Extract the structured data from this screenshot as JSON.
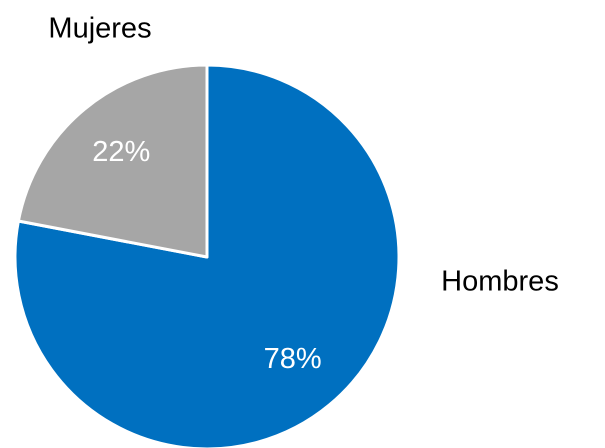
{
  "chart_data": {
    "type": "pie",
    "categories": [
      "Hombres",
      "Mujeres"
    ],
    "values": [
      78,
      22
    ],
    "value_labels": [
      "78%",
      "22%"
    ],
    "colors": [
      "#0070c0",
      "#a6a6a6"
    ]
  }
}
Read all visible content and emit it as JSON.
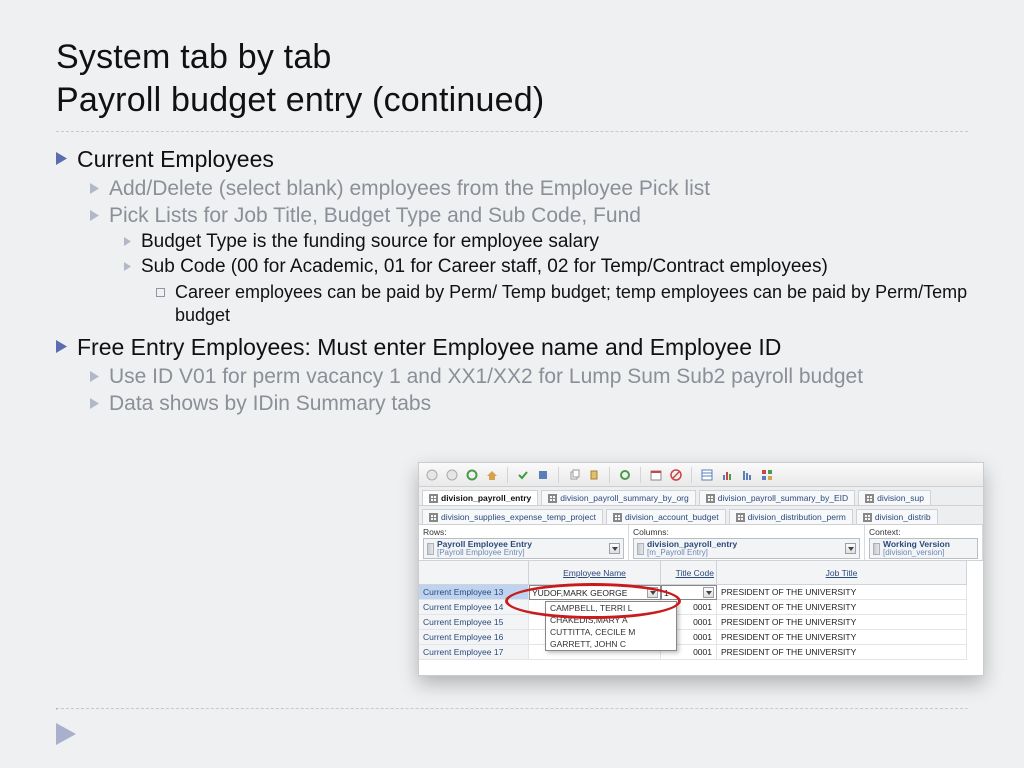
{
  "title_line1": "System tab by tab",
  "title_line2": "Payroll budget entry (continued)",
  "bullet_colors": {
    "l0": "#5b6db1",
    "l1": "#b3b8c9",
    "l2": "#b3b8c9",
    "square": "#8f95a6",
    "nav": "#a9b0cc"
  },
  "bullets": {
    "b1": "Current Employees",
    "b1a": "Add/Delete (select blank) employees from the Employee Pick list",
    "b1b": "Pick Lists for Job Title, Budget Type and Sub Code, Fund",
    "b1b1": "Budget Type is the funding source for employee salary",
    "b1b2": "Sub Code (00 for Academic, 01 for Career staff, 02 for Temp/Contract employees)",
    "b1b2a": "Career employees can be paid by Perm/ Temp budget; temp employees can be paid by Perm/Temp budget",
    "b2": "Free Entry Employees: Must enter Employee name and Employee ID",
    "b2a": "Use ID V01 for perm vacancy 1 and XX1/XX2 for Lump Sum Sub2 payroll budget",
    "b2b": "Data shows by IDin Summary tabs"
  },
  "app": {
    "tabs_row1": [
      "division_payroll_entry",
      "division_payroll_summary_by_org",
      "division_payroll_summary_by_EID",
      "division_sup"
    ],
    "tabs_row2": [
      "division_supplies_expense_temp_project",
      "division_account_budget",
      "division_distribution_perm",
      "division_distrib"
    ],
    "active_tab_index": 0,
    "panel": {
      "rows_label": "Rows:",
      "rows_line1": "Payroll Employee Entry",
      "rows_line2": "[Payroll Employee Entry]",
      "cols_label": "Columns:",
      "cols_line1": "division_payroll_entry",
      "cols_line2": "[m_Payroll Entry]",
      "ctx_label": "Context:",
      "ctx_line1": "Working Version",
      "ctx_line2": "[division_version]"
    },
    "grid": {
      "headers": [
        "",
        "Employee Name",
        "Title Code",
        "Job Title"
      ],
      "rows": [
        {
          "label": "Current Employee 13",
          "name": "YUDOF,MARK GEORGE",
          "title": "1",
          "job": "PRESIDENT OF THE UNIVERSITY",
          "selected": true,
          "editing": true
        },
        {
          "label": "Current Employee 14",
          "name": "",
          "title": "0001",
          "job": "PRESIDENT OF THE UNIVERSITY"
        },
        {
          "label": "Current Employee 15",
          "name": "",
          "title": "0001",
          "job": "PRESIDENT OF THE UNIVERSITY"
        },
        {
          "label": "Current Employee 16",
          "name": "",
          "title": "0001",
          "job": "PRESIDENT OF THE UNIVERSITY"
        },
        {
          "label": "Current Employee 17",
          "name": "",
          "title": "0001",
          "job": "PRESIDENT OF THE UNIVERSITY"
        }
      ],
      "dropdown_options": [
        "CAMPBELL, TERRI L",
        "CHAKEDIS,MARY A",
        "CUTTITTA, CECILE M",
        "GARRETT, JOHN C"
      ]
    }
  }
}
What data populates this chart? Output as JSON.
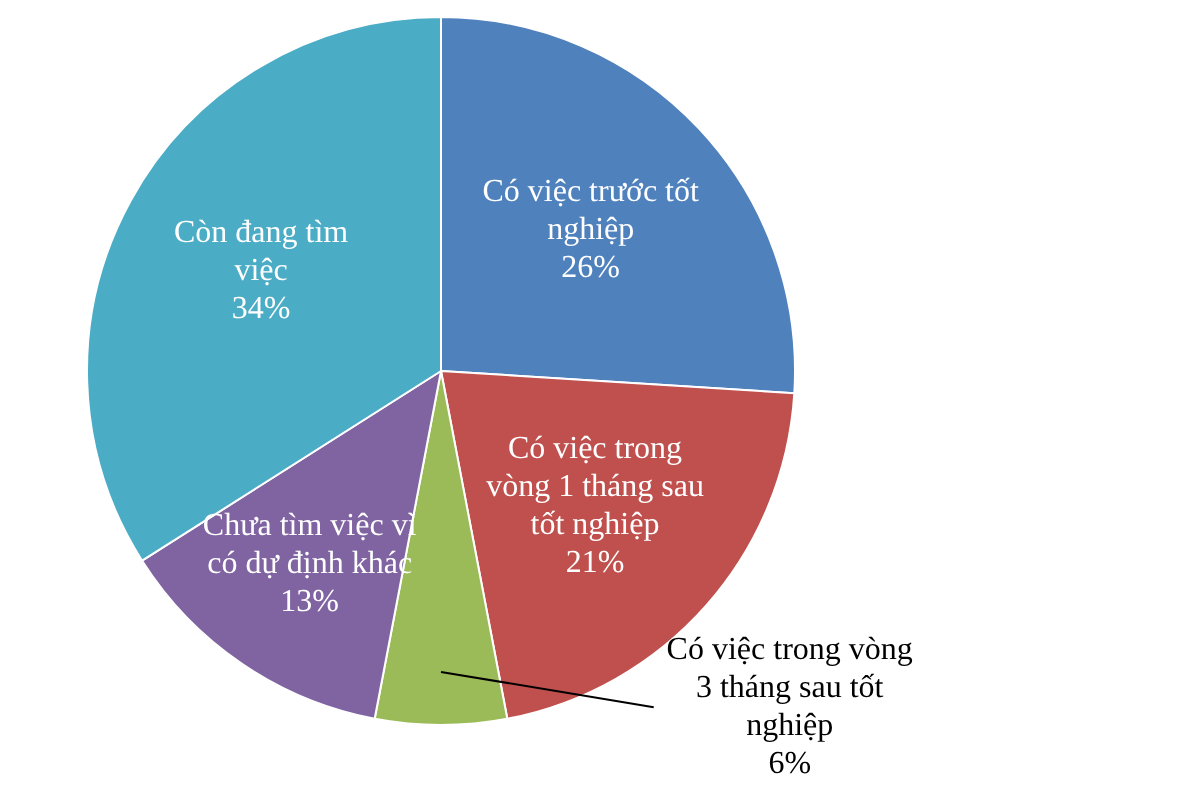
{
  "chart_data": {
    "type": "pie",
    "categories": [
      "Có việc trước tốt nghiệp",
      "Có việc trong vòng 1 tháng sau tốt nghiệp",
      "Có việc trong vòng 3 tháng sau tốt nghiệp",
      "Chưa tìm việc vì có dự định khác",
      "Còn đang tìm việc"
    ],
    "values": [
      26,
      21,
      6,
      13,
      34
    ],
    "value_labels": [
      "26%",
      "21%",
      "6%",
      "13%",
      "34%"
    ],
    "colors": [
      "#4f81bd",
      "#c0504d",
      "#9bbb59",
      "#8064a2",
      "#4bacc6"
    ]
  }
}
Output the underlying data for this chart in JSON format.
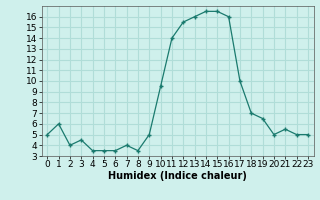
{
  "x": [
    0,
    1,
    2,
    3,
    4,
    5,
    6,
    7,
    8,
    9,
    10,
    11,
    12,
    13,
    14,
    15,
    16,
    17,
    18,
    19,
    20,
    21,
    22,
    23
  ],
  "y": [
    5,
    6,
    4,
    4.5,
    3.5,
    3.5,
    3.5,
    4,
    3.5,
    5,
    9.5,
    14,
    15.5,
    16,
    16.5,
    16.5,
    16,
    10,
    7,
    6.5,
    5,
    5.5,
    5,
    5
  ],
  "xlabel": "Humidex (Indice chaleur)",
  "ylim": [
    3,
    17
  ],
  "xlim": [
    -0.5,
    23.5
  ],
  "yticks": [
    3,
    4,
    5,
    6,
    7,
    8,
    9,
    10,
    11,
    12,
    13,
    14,
    15,
    16
  ],
  "xticks": [
    0,
    1,
    2,
    3,
    4,
    5,
    6,
    7,
    8,
    9,
    10,
    11,
    12,
    13,
    14,
    15,
    16,
    17,
    18,
    19,
    20,
    21,
    22,
    23
  ],
  "line_color": "#1a7a6e",
  "marker": "+",
  "bg_color": "#cff0ec",
  "grid_color": "#b0ddd8",
  "xlabel_fontsize": 7,
  "tick_fontsize": 6.5
}
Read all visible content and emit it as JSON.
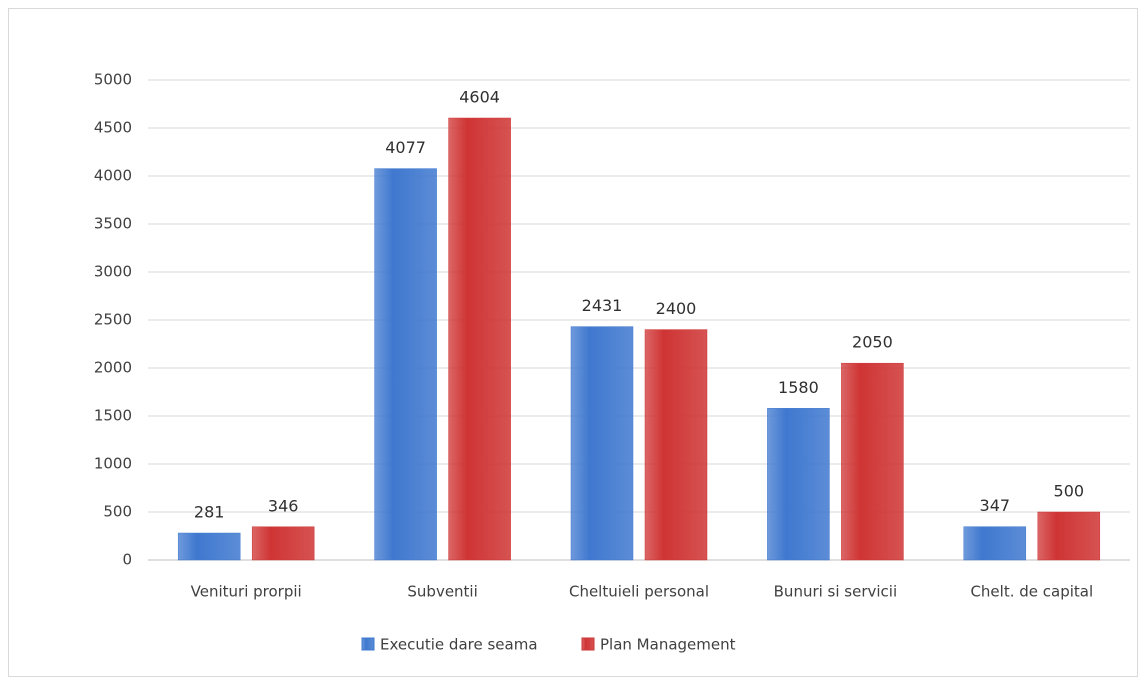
{
  "chart_data": {
    "type": "bar",
    "categories": [
      "Venituri prorpii",
      "Subventii",
      "Cheltuieli personal",
      "Bunuri si servicii",
      "Chelt. de capital"
    ],
    "series": [
      {
        "name": "Executie dare seama",
        "color": "#3f78cf",
        "values": [
          281,
          4077,
          2431,
          1580,
          347
        ]
      },
      {
        "name": "Plan Management",
        "color": "#cf3434",
        "values": [
          346,
          4604,
          2400,
          2050,
          500
        ]
      }
    ],
    "ylim": [
      0,
      5000
    ],
    "yticks": [
      0,
      500,
      1000,
      1500,
      2000,
      2500,
      3000,
      3500,
      4000,
      4500,
      5000
    ],
    "grid": true,
    "legend": "bottom"
  }
}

▶ PROBLEM TO SOLVE: Please set down each line of the data above exactly as written, without the pictures.

▶ RESULT FOR THIS EXERCISE:
Extract the structured data from this screenshot as JSON.
{
  "chart_data": {
    "type": "pie",
    "categories": [
      "Hombres",
      "Mujeres"
    ],
    "values": [
      78,
      22
    ],
    "value_labels": [
      "78%",
      "22%"
    ],
    "colors": [
      "#0070c0",
      "#a6a6a6"
    ]
  }
}
Read all visible content and emit it as JSON.
{
  "title_line1": "System tab by tab",
  "title_line2": "Payroll budget entry (continued)",
  "bullet_colors": {
    "l0": "#5b6db1",
    "l1": "#b3b8c9",
    "l2": "#b3b8c9",
    "square": "#8f95a6",
    "nav": "#a9b0cc"
  },
  "bullets": {
    "b1": "Current Employees",
    "b1a": "Add/Delete (select blank) employees from the Employee Pick list",
    "b1b": "Pick Lists for Job Title, Budget Type and Sub Code, Fund",
    "b1b1": "Budget Type is the funding source for employee salary",
    "b1b2": "Sub Code (00 for Academic, 01 for Career staff, 02 for Temp/Contract employees)",
    "b1b2a": "Career employees can be paid by Perm/ Temp budget; temp employees can be paid by Perm/Temp budget",
    "b2": "Free Entry Employees: Must enter Employee name and Employee ID",
    "b2a": "Use ID V01 for perm vacancy 1 and XX1/XX2 for Lump Sum Sub2 payroll budget",
    "b2b": "Data shows by IDin Summary tabs"
  },
  "app": {
    "tabs_row1": [
      "division_payroll_entry",
      "division_payroll_summary_by_org",
      "division_payroll_summary_by_EID",
      "division_sup"
    ],
    "tabs_row2": [
      "division_supplies_expense_temp_project",
      "division_account_budget",
      "division_distribution_perm",
      "division_distrib"
    ],
    "active_tab_index": 0,
    "panel": {
      "rows_label": "Rows:",
      "rows_line1": "Payroll Employee Entry",
      "rows_line2": "[Payroll Employee Entry]",
      "cols_label": "Columns:",
      "cols_line1": "division_payroll_entry",
      "cols_line2": "[m_Payroll Entry]",
      "ctx_label": "Context:",
      "ctx_line1": "Working Version",
      "ctx_line2": "[division_version]"
    },
    "grid": {
      "headers": [
        "",
        "Employee Name",
        "Title Code",
        "Job Title"
      ],
      "rows": [
        {
          "label": "Current Employee 13",
          "name": "YUDOF,MARK GEORGE",
          "title": "1",
          "job": "PRESIDENT OF THE UNIVERSITY",
          "selected": true,
          "editing": true
        },
        {
          "label": "Current Employee 14",
          "name": "",
          "title": "0001",
          "job": "PRESIDENT OF THE UNIVERSITY"
        },
        {
          "label": "Current Employee 15",
          "name": "",
          "title": "0001",
          "job": "PRESIDENT OF THE UNIVERSITY"
        },
        {
          "label": "Current Employee 16",
          "name": "",
          "title": "0001",
          "job": "PRESIDENT OF THE UNIVERSITY"
        },
        {
          "label": "Current Employee 17",
          "name": "",
          "title": "0001",
          "job": "PRESIDENT OF THE UNIVERSITY"
        }
      ],
      "dropdown_options": [
        "CAMPBELL, TERRI L",
        "CHAKEDIS,MARY A",
        "CUTTITTA, CECILE M",
        "GARRETT, JOHN C"
      ]
    }
  }
}
What data populates this chart? Output as JSON.
{
  "chart_data": {
    "type": "pie",
    "categories": [
      "Có việc trước tốt nghiệp",
      "Có việc trong vòng 1 tháng sau tốt nghiệp",
      "Có việc trong vòng 3 tháng sau tốt nghiệp",
      "Chưa tìm việc vì có dự định khác",
      "Còn đang tìm việc"
    ],
    "values": [
      26,
      21,
      6,
      13,
      34
    ],
    "value_labels": [
      "26%",
      "21%",
      "6%",
      "13%",
      "34%"
    ],
    "colors": [
      "#4f81bd",
      "#c0504d",
      "#9bbb59",
      "#8064a2",
      "#4bacc6"
    ]
  }
}
Output the underlying data for this chart in JSON format.
{
  "x": [
    0,
    1,
    2,
    3,
    4,
    5,
    6,
    7,
    8,
    9,
    10,
    11,
    12,
    13,
    14,
    15,
    16,
    17,
    18,
    19,
    20,
    21,
    22,
    23
  ],
  "y": [
    5,
    6,
    4,
    4.5,
    3.5,
    3.5,
    3.5,
    4,
    3.5,
    5,
    9.5,
    14,
    15.5,
    16,
    16.5,
    16.5,
    16,
    10,
    7,
    6.5,
    5,
    5.5,
    5,
    5
  ],
  "xlabel": "Humidex (Indice chaleur)",
  "ylim": [
    3,
    17
  ],
  "xlim": [
    -0.5,
    23.5
  ],
  "yticks": [
    3,
    4,
    5,
    6,
    7,
    8,
    9,
    10,
    11,
    12,
    13,
    14,
    15,
    16
  ],
  "xticks": [
    0,
    1,
    2,
    3,
    4,
    5,
    6,
    7,
    8,
    9,
    10,
    11,
    12,
    13,
    14,
    15,
    16,
    17,
    18,
    19,
    20,
    21,
    22,
    23
  ],
  "line_color": "#1a7a6e",
  "marker": "+",
  "bg_color": "#cff0ec",
  "grid_color": "#b0ddd8",
  "xlabel_fontsize": 7,
  "tick_fontsize": 6.5
}
Read all visible content and emit it as JSON.
{
  "chart_data": {
    "type": "bar",
    "categories": [
      "Venituri prorpii",
      "Subventii",
      "Cheltuieli personal",
      "Bunuri si servicii",
      "Chelt. de capital"
    ],
    "series": [
      {
        "name": "Executie dare seama",
        "color": "#3f78cf",
        "values": [
          281,
          4077,
          2431,
          1580,
          347
        ]
      },
      {
        "name": "Plan Management",
        "color": "#cf3434",
        "values": [
          346,
          4604,
          2400,
          2050,
          500
        ]
      }
    ],
    "ylim": [
      0,
      5000
    ],
    "yticks": [
      0,
      500,
      1000,
      1500,
      2000,
      2500,
      3000,
      3500,
      4000,
      4500,
      5000
    ],
    "grid": true,
    "legend": "bottom"
  }
}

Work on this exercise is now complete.